[Items listed in a dataset]
****

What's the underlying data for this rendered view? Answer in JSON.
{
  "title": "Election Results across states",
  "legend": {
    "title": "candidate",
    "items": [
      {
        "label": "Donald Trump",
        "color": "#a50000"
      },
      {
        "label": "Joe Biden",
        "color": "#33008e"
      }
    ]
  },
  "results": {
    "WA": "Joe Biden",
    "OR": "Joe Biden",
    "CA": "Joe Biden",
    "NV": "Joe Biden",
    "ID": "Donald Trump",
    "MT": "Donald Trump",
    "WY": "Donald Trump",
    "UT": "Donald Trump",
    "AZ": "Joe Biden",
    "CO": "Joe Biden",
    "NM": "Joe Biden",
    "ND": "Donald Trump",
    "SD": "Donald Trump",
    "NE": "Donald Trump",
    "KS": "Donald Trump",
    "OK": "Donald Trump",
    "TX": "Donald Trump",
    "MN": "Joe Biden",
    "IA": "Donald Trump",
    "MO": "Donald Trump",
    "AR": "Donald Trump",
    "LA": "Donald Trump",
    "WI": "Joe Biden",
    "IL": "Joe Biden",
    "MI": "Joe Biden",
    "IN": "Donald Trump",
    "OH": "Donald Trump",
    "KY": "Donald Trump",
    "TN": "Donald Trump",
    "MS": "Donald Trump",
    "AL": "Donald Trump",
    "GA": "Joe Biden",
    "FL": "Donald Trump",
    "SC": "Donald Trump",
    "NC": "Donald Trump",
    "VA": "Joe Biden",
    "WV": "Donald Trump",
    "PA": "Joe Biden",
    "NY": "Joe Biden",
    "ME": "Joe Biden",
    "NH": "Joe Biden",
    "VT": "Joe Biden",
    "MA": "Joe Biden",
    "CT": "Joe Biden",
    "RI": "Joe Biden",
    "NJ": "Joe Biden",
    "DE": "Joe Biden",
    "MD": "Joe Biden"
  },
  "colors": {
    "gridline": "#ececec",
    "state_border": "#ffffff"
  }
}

****

__Written request__
Each line of the material that holds the string "title" counts once; give the total alone.

__Task answer__
2